Extract the entries in their exact form.

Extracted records
══════════════════════════════

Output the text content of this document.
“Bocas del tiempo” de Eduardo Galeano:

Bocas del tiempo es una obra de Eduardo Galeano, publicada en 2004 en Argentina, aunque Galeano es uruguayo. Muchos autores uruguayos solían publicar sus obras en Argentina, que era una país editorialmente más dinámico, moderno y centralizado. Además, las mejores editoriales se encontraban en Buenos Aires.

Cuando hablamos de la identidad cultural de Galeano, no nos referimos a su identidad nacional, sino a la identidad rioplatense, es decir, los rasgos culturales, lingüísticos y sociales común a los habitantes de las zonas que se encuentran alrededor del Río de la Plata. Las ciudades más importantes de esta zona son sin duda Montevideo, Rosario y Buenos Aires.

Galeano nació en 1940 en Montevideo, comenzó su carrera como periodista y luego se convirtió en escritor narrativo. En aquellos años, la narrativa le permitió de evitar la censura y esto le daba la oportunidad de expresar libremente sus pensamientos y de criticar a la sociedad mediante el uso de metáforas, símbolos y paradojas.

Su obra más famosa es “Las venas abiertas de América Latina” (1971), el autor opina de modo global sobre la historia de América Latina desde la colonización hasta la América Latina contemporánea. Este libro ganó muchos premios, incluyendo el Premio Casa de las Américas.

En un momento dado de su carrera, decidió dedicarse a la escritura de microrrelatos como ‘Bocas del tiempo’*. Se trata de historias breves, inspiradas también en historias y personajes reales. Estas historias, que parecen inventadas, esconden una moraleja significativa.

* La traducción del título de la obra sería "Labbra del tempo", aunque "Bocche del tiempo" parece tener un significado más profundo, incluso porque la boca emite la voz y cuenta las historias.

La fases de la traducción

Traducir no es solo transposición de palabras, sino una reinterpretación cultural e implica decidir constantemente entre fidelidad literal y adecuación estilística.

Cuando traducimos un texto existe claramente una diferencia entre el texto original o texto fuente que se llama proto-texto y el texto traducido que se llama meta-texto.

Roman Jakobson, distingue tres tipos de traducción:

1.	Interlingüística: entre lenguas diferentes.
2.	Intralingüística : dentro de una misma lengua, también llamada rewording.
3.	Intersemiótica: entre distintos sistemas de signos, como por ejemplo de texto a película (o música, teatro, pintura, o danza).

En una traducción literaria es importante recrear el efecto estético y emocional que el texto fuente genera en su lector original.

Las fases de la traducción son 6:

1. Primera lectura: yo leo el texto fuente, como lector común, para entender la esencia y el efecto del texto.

══════════════════════════════

Full output
Output the text content of this document.
“Bocas del tiempo” de Eduardo Galeano:

Bocas del tiempo es una obra de Eduardo Galeano, publicada en 2004 en Argentina, aunque Galeano es uruguayo. Muchos autores uruguayos solían publicar sus obras en Argentina, que era una país editorialmente más dinámico, moderno y centralizado. Además, las mejores editoriales se encontraban en Buenos Aires.

Cuando hablamos de la identidad cultural de Galeano, no nos referimos a su identidad nacional, sino a la identidad rioplatense, es decir, los rasgos culturales, lingüísticos y sociales común a los habitantes de las zonas que se encuentran alrededor del Río de la Plata. Las ciudades más importantes de esta zona son sin duda Montevideo, Rosario y Buenos Aires.

Galeano nació en 1940 en Montevideo, comenzó su carrera como periodista y luego se convirtió en escritor narrativo. En aquellos años, la narrativa le permitió de evitar la censura y esto le daba la oportunidad de expresar libremente sus pensamientos y de criticar a la sociedad mediante el uso de metáforas, símbolos y paradojas.

Su obra más famosa es “Las venas abiertas de América Latina” (1971), el autor opina de modo global sobre la historia de América Latina desde la colonización hasta la América Latina contemporánea. Este libro ganó muchos premios, incluyendo el Premio Casa de las Américas.

En un momento dado de su carrera, decidió dedicarse a la escritura de microrrelatos como ‘Bocas del tiempo’*. Se trata de historias breves, inspiradas también en historias y personajes reales. Estas historias, que parecen inventadas, esconden una moraleja significativa.

* La traducción del título de la obra sería "Labbra del tempo", aunque "Bocche del tiempo" parece tener un significado más profundo, incluso porque la boca emite la voz y cuenta las historias.

La fases de la traducción

Traducir no es solo transposición de palabras, sino una reinterpretación cultural e implica decidir constantemente entre fidelidad literal y adecuación estilística.

Cuando traducimos un texto existe claramente una diferencia entre el texto original o texto fuente que se llama proto-texto y el texto traducido que se llama meta-texto.

Roman Jakobson, distingue tres tipos de traducción:

1.	Interlingüística: entre lenguas diferentes.
2.	Intralingüística : dentro de una misma lengua, también llamada rewording.
3.	Intersemiótica: entre distintos sistemas de signos, como por ejemplo de texto a película (o música, teatro, pintura, o danza).

En una traducción literaria es importante recrear el efecto estético y emocional que el texto fuente genera en su lector original.

Las fases de la traducción son 6:

1. Primera lectura: yo leo el texto fuente, como lector común, para entender la esencia y el efecto del texto.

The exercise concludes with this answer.